(Rows from a dataset)
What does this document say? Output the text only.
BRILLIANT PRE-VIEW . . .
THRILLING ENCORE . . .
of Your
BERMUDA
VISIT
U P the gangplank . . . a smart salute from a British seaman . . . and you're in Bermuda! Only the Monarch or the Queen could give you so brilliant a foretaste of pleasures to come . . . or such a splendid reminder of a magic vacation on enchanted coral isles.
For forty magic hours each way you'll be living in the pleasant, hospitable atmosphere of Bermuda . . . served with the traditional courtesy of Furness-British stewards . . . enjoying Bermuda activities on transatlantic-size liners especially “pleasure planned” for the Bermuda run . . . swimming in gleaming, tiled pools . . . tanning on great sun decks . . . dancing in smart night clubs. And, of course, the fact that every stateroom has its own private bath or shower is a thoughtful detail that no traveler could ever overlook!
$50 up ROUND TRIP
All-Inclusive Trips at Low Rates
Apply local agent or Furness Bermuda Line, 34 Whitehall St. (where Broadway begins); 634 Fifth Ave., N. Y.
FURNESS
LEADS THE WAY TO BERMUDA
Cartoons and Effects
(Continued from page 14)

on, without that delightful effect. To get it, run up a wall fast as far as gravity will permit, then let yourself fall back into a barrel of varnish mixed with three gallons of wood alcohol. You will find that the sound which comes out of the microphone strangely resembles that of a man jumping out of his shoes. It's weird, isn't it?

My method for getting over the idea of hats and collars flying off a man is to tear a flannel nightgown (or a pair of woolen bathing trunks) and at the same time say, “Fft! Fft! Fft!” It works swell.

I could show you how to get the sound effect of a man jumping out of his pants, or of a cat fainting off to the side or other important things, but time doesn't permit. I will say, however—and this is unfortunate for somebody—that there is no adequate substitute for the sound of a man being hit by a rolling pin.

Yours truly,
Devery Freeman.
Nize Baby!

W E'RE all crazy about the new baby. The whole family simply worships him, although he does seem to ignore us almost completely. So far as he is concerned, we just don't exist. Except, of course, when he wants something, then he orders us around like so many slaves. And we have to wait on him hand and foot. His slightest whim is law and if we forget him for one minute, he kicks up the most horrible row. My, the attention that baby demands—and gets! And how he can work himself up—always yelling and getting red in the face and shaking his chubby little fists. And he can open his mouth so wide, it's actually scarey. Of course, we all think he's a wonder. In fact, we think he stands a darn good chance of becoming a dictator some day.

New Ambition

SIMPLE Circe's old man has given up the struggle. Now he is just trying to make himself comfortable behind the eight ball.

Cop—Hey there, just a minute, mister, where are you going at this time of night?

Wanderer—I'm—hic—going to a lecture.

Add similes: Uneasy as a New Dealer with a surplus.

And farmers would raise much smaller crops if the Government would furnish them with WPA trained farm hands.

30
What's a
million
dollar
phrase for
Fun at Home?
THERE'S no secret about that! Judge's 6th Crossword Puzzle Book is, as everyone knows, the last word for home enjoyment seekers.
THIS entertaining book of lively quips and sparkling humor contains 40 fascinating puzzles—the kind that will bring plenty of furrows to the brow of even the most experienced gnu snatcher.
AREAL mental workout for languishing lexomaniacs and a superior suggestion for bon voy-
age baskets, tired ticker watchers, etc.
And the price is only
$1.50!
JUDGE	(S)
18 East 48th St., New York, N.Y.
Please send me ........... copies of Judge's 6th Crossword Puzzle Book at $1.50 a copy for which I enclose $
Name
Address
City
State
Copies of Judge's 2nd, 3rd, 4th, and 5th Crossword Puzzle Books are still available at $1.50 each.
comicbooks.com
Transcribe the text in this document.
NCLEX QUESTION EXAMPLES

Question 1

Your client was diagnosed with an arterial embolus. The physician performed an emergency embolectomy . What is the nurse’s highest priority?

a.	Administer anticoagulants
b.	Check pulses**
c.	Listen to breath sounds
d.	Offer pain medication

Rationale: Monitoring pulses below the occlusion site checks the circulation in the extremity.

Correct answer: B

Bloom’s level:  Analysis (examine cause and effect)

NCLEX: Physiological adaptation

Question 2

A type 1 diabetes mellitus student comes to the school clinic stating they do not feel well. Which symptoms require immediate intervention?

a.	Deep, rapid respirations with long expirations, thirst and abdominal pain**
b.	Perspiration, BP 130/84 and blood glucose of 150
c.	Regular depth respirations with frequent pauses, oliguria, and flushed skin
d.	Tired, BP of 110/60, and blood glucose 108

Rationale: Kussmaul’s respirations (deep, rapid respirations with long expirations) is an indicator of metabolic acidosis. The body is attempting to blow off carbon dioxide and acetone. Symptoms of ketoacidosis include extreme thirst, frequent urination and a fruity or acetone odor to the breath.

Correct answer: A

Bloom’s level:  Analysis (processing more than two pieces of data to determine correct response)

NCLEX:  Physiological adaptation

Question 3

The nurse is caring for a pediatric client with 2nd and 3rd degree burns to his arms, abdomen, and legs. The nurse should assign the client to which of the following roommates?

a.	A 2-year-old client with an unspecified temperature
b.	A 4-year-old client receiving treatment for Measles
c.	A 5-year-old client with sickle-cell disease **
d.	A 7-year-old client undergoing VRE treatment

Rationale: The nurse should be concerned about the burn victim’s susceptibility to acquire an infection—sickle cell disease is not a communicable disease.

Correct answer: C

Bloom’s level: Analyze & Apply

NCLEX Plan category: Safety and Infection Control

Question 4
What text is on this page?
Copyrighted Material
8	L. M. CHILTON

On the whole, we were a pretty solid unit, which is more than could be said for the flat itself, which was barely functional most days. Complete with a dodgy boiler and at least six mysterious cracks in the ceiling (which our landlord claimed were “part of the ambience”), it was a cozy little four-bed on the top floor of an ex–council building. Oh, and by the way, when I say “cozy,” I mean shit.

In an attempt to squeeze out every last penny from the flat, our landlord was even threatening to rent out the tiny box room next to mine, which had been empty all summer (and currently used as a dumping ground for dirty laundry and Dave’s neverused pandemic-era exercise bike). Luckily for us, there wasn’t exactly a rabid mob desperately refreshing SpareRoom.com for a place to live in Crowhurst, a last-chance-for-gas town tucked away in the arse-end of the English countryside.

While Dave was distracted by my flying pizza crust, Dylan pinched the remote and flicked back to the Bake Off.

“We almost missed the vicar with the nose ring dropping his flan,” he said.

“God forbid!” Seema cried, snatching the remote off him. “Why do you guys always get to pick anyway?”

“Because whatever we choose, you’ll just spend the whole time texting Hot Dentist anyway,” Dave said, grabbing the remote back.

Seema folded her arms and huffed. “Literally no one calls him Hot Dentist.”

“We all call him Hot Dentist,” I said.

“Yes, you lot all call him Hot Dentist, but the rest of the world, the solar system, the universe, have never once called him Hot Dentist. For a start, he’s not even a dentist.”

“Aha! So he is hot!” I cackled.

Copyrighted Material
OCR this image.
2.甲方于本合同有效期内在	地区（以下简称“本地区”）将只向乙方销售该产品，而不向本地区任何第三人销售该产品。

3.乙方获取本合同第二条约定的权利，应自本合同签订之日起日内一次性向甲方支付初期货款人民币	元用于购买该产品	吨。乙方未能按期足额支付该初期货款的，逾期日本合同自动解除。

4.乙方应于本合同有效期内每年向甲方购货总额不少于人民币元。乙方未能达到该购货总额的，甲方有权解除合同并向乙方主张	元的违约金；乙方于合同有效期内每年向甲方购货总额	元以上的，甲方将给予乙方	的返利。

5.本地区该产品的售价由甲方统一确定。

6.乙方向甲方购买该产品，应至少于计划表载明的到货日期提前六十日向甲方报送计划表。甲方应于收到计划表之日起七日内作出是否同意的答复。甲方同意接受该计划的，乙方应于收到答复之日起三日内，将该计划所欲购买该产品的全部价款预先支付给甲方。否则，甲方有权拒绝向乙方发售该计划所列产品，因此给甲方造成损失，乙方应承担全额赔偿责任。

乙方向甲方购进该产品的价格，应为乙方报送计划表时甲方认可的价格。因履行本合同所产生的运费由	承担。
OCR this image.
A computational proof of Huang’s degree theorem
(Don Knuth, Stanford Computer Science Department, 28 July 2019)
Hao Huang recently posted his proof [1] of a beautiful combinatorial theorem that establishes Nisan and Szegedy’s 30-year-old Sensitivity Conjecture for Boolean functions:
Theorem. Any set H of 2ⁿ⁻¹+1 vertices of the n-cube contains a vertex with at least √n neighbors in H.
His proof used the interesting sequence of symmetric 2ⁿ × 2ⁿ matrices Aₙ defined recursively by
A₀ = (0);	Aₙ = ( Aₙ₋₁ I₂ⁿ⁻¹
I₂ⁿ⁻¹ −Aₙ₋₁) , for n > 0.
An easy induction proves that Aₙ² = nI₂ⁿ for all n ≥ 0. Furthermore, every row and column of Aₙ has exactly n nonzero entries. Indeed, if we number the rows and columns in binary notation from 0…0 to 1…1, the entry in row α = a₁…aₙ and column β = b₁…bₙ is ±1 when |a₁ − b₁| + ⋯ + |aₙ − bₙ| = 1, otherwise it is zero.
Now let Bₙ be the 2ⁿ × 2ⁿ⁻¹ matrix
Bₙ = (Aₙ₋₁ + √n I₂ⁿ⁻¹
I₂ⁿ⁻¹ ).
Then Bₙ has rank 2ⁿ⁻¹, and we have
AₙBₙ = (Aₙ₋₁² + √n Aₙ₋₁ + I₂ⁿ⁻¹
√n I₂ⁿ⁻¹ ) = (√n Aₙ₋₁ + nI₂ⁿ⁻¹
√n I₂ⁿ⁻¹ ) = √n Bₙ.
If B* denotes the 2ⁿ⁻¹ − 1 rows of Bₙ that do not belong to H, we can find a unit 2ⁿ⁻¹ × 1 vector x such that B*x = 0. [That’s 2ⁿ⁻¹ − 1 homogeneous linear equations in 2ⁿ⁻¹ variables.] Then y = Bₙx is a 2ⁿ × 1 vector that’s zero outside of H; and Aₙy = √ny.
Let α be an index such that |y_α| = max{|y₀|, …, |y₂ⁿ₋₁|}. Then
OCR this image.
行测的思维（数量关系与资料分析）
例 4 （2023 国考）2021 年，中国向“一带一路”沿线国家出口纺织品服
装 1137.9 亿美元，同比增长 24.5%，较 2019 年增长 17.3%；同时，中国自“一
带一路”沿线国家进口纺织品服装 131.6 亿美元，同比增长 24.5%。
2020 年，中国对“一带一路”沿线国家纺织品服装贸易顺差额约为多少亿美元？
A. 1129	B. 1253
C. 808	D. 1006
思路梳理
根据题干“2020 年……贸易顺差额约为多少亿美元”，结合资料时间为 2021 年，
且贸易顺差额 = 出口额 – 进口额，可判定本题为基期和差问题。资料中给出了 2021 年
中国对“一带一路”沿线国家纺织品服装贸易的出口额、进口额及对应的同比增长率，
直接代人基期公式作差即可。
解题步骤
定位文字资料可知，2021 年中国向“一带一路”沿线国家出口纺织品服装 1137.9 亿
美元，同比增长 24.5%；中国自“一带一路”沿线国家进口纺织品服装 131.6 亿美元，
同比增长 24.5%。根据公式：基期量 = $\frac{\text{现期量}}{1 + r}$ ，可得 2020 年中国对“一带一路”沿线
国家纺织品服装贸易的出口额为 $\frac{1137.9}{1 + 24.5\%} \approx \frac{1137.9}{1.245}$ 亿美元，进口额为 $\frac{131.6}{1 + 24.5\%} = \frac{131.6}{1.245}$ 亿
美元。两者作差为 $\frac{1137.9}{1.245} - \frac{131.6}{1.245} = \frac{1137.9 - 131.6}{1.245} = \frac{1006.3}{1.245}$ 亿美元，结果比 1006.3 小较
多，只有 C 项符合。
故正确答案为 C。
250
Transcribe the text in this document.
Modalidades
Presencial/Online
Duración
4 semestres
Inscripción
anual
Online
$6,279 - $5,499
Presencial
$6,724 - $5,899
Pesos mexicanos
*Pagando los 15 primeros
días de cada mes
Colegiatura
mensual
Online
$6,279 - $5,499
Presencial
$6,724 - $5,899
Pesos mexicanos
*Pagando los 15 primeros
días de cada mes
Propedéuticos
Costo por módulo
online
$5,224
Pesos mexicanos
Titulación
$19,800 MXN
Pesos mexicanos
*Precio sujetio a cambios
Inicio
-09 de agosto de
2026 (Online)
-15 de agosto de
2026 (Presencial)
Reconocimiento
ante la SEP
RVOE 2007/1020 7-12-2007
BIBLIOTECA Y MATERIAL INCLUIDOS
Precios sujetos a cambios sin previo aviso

* [Written problem]
Of all the lines in the listing above, how many contain the word "unit"? Answer with the number alone.

* [Response to the exercise]
2